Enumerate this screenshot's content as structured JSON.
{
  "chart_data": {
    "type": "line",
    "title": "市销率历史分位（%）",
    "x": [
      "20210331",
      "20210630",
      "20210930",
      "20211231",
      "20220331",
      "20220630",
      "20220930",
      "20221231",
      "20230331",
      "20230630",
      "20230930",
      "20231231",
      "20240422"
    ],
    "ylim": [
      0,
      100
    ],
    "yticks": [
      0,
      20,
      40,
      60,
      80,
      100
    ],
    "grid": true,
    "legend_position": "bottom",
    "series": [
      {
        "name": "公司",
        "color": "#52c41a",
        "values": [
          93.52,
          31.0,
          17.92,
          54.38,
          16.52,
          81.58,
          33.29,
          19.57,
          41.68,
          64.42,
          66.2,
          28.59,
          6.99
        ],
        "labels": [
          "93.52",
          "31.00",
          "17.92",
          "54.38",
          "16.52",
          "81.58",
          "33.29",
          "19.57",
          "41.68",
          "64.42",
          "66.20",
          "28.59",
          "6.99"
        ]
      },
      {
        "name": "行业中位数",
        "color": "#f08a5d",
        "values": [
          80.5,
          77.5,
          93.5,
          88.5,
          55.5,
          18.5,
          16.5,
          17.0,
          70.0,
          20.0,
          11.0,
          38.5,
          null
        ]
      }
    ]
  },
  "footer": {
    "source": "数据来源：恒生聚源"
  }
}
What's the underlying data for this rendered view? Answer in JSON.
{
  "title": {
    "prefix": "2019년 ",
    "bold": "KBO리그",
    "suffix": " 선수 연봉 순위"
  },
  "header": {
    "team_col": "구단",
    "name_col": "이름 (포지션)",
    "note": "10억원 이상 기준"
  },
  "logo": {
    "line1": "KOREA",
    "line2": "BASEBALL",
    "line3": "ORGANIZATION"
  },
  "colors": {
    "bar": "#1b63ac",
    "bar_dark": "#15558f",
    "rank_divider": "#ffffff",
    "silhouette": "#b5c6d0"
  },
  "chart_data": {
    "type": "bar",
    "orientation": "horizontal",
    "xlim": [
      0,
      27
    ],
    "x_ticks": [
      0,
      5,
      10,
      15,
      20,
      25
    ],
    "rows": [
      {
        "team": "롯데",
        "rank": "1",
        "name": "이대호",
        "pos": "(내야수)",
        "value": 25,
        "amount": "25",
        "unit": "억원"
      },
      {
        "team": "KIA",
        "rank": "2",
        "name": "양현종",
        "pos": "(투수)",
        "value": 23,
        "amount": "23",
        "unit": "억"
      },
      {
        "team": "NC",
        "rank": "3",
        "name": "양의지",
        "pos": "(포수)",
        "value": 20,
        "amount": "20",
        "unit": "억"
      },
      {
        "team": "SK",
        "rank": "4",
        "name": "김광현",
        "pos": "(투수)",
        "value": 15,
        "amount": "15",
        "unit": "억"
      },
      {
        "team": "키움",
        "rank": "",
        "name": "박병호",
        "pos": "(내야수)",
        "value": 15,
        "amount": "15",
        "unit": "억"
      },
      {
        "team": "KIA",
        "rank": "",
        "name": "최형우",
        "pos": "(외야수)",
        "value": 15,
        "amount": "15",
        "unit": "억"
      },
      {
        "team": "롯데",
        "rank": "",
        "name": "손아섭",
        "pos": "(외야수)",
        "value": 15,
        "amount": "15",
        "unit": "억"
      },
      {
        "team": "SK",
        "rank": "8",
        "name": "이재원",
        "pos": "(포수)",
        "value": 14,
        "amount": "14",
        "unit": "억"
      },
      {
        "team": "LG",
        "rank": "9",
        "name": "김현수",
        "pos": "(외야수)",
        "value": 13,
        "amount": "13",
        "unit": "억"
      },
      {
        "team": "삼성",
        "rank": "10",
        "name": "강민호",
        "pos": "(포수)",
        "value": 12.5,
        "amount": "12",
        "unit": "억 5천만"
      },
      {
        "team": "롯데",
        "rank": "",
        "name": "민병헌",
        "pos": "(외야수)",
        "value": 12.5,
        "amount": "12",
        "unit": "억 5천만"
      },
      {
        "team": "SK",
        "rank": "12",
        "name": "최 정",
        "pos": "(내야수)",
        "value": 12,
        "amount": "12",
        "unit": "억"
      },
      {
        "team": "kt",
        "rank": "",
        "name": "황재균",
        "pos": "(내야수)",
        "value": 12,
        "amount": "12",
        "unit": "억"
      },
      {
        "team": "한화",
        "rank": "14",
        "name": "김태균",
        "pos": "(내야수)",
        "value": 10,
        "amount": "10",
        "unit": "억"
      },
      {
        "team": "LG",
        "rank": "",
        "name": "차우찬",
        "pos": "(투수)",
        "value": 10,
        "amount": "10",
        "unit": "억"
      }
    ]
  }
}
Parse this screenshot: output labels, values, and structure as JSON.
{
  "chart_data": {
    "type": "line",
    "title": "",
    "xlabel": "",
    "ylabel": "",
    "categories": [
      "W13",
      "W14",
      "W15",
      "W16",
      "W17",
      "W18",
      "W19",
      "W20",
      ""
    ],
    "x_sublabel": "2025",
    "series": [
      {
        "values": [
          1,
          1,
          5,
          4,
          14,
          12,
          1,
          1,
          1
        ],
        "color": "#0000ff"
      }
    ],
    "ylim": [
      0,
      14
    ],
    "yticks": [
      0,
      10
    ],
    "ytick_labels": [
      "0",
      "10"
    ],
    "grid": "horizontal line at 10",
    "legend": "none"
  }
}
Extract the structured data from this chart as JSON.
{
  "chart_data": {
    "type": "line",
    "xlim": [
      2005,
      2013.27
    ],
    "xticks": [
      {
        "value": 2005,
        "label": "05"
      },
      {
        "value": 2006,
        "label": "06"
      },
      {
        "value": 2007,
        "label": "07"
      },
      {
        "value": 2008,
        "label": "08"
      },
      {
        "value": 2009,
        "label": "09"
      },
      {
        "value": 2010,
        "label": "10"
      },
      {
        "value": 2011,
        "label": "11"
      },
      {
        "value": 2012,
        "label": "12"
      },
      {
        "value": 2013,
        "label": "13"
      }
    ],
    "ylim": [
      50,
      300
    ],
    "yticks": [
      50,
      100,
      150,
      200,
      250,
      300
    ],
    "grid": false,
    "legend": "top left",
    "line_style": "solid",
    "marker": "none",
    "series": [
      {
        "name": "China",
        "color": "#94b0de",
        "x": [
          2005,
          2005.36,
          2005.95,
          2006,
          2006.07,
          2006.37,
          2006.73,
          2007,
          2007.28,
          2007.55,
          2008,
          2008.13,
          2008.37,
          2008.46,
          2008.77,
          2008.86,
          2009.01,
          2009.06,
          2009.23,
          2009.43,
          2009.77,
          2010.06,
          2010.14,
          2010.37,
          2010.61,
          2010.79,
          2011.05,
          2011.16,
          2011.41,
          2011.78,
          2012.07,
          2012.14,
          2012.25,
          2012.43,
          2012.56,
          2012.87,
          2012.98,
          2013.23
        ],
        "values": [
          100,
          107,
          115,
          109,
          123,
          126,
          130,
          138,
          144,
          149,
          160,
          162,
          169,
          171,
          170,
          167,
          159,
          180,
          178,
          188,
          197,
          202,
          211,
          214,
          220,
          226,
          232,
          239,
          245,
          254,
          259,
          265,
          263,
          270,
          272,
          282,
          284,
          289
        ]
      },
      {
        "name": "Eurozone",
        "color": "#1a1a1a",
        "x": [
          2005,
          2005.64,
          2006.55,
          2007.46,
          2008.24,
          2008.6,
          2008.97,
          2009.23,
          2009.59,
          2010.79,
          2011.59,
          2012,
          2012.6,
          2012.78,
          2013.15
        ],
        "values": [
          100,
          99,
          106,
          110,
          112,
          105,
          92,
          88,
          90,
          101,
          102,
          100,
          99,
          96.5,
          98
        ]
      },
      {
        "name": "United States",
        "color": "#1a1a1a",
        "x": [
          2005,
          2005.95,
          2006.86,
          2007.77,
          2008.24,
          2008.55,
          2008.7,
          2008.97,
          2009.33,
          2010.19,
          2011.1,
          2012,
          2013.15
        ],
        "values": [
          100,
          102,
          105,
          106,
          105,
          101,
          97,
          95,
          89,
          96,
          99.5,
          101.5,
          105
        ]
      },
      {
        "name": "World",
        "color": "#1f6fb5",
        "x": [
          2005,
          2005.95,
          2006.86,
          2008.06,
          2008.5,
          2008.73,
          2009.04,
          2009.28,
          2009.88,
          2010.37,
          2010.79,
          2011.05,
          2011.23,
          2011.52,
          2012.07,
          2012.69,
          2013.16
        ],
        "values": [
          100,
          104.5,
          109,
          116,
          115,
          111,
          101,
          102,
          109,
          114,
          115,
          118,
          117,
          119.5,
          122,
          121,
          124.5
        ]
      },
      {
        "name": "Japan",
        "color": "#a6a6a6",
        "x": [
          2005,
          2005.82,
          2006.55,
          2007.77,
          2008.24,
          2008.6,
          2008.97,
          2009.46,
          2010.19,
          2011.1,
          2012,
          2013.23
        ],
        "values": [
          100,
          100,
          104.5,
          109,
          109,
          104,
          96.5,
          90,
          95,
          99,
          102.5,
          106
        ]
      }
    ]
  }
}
###
TASK OBJECTIVE -
Report only the number of lines that hold the word "JSON".

TASK ANSWER -
4